◆ The exercise ◆
Exactly as given, repeat all of the entries.

◆ Recorded data ◆
========================
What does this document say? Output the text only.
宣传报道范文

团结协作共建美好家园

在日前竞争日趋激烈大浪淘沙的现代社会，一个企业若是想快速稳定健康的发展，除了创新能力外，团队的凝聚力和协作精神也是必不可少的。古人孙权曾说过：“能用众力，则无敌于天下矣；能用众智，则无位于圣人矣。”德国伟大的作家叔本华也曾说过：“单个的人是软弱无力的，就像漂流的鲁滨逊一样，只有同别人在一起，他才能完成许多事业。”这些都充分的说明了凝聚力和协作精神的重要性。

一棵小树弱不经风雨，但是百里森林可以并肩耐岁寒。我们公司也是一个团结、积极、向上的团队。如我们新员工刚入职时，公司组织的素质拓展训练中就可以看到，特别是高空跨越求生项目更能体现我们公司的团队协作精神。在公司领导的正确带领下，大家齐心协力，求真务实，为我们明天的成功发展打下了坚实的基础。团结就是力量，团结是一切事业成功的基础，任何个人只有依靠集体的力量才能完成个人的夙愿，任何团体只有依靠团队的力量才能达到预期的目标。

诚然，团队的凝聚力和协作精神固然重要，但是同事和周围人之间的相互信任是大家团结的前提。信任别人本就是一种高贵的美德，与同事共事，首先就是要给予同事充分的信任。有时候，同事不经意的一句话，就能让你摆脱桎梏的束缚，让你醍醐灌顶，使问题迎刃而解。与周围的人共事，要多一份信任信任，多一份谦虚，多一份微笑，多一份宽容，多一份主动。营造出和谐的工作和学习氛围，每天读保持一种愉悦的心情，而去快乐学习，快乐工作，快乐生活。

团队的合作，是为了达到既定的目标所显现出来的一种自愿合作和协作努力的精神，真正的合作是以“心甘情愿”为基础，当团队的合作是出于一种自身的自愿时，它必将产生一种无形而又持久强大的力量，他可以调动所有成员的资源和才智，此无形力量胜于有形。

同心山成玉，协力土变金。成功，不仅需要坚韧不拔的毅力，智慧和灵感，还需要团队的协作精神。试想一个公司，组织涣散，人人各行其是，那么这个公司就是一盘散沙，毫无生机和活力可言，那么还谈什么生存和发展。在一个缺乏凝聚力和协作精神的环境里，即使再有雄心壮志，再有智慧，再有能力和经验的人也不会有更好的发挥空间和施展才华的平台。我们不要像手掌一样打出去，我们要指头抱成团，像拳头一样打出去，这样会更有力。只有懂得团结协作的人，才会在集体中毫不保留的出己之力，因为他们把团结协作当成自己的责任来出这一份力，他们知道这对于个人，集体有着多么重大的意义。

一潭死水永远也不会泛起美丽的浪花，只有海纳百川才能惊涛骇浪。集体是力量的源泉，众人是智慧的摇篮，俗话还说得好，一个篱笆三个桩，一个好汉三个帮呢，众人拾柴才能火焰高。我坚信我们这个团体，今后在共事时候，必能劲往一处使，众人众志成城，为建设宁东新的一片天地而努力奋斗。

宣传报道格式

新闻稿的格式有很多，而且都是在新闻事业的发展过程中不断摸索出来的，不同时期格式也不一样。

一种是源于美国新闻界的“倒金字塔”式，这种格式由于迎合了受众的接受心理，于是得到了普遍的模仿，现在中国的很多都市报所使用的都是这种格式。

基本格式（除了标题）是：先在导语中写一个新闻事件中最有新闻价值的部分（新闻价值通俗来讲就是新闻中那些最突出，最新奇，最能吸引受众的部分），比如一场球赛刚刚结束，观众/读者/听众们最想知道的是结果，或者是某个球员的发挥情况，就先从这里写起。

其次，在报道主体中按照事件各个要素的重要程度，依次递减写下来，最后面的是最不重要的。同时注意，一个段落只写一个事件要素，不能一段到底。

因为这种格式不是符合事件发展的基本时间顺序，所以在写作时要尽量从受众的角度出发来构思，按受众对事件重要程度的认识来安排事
========================
◆ Result ◆
What does this document say? Output the text only.
宣传报道范文

团结协作共建美好家园

在日前竞争日趋激烈大浪淘沙的现代社会，一个企业若是想快速稳定健康的发展，除了创新能力外，团队的凝聚力和协作精神也是必不可少的。古人孙权曾说过：“能用众力，则无敌于天下矣；能用众智，则无位于圣人矣。”德国伟大的作家叔本华也曾说过：“单个的人是软弱无力的，就像漂流的鲁滨逊一样，只有同别人在一起，他才能完成许多事业。”这些都充分的说明了凝聚力和协作精神的重要性。

一棵小树弱不经风雨，但是百里森林可以并肩耐岁寒。我们公司也是一个团结、积极、向上的团队。如我们新员工刚入职时，公司组织的素质拓展训练中就可以看到，特别是高空跨越求生项目更能体现我们公司的团队协作精神。在公司领导的正确带领下，大家齐心协力，求真务实，为我们明天的成功发展打下了坚实的基础。团结就是力量，团结是一切事业成功的基础，任何个人只有依靠集体的力量才能完成个人的夙愿，任何团体只有依靠团队的力量才能达到预期的目标。

诚然，团队的凝聚力和协作精神固然重要，但是同事和周围人之间的相互信任是大家团结的前提。信任别人本就是一种高贵的美德，与同事共事，首先就是要给予同事充分的信任。有时候，同事不经意的一句话，就能让你摆脱桎梏的束缚，让你醍醐灌顶，使问题迎刃而解。与周围的人共事，要多一份信任信任，多一份谦虚，多一份微笑，多一份宽容，多一份主动。营造出和谐的工作和学习氛围，每天读保持一种愉悦的心情，而去快乐学习，快乐工作，快乐生活。

团队的合作，是为了达到既定的目标所显现出来的一种自愿合作和协作努力的精神，真正的合作是以“心甘情愿”为基础，当团队的合作是出于一种自身的自愿时，它必将产生一种无形而又持久强大的力量，他可以调动所有成员的资源和才智，此无形力量胜于有形。

同心山成玉，协力土变金。成功，不仅需要坚韧不拔的毅力，智慧和灵感，还需要团队的协作精神。试想一个公司，组织涣散，人人各行其是，那么这个公司就是一盘散沙，毫无生机和活力可言，那么还谈什么生存和发展。在一个缺乏凝聚力和协作精神的环境里，即使再有雄心壮志，再有智慧，再有能力和经验的人也不会有更好的发挥空间和施展才华的平台。我们不要像手掌一样打出去，我们要指头抱成团，像拳头一样打出去，这样会更有力。只有懂得团结协作的人，才会在集体中毫不保留的出己之力，因为他们把团结协作当成自己的责任来出这一份力，他们知道这对于个人，集体有着多么重大的意义。

一潭死水永远也不会泛起美丽的浪花，只有海纳百川才能惊涛骇浪。集体是力量的源泉，众人是智慧的摇篮，俗话还说得好，一个篱笆三个桩，一个好汉三个帮呢，众人拾柴才能火焰高。我坚信我们这个团体，今后在共事时候，必能劲往一处使，众人众志成城，为建设宁东新的一片天地而努力奋斗。

宣传报道格式

新闻稿的格式有很多，而且都是在新闻事业的发展过程中不断摸索出来的，不同时期格式也不一样。

一种是源于美国新闻界的“倒金字塔”式，这种格式由于迎合了受众的接受心理，于是得到了普遍的模仿，现在中国的很多都市报所使用的都是这种格式。

基本格式（除了标题）是：先在导语中写一个新闻事件中最有新闻价值的部分（新闻价值通俗来讲就是新闻中那些最突出，最新奇，最能吸引受众的部分），比如一场球赛刚刚结束，观众/读者/听众们最想知道的是结果，或者是某个球员的发挥情况，就先从这里写起。

其次，在报道主体中按照事件各个要素的重要程度，依次递减写下来，最后面的是最不重要的。同时注意，一个段落只写一个事件要素，不能一段到底。

因为这种格式不是符合事件发展的基本时间顺序，所以在写作时要尽量从受众的角度出发来构思，按受众对事件重要程度的认识来安排事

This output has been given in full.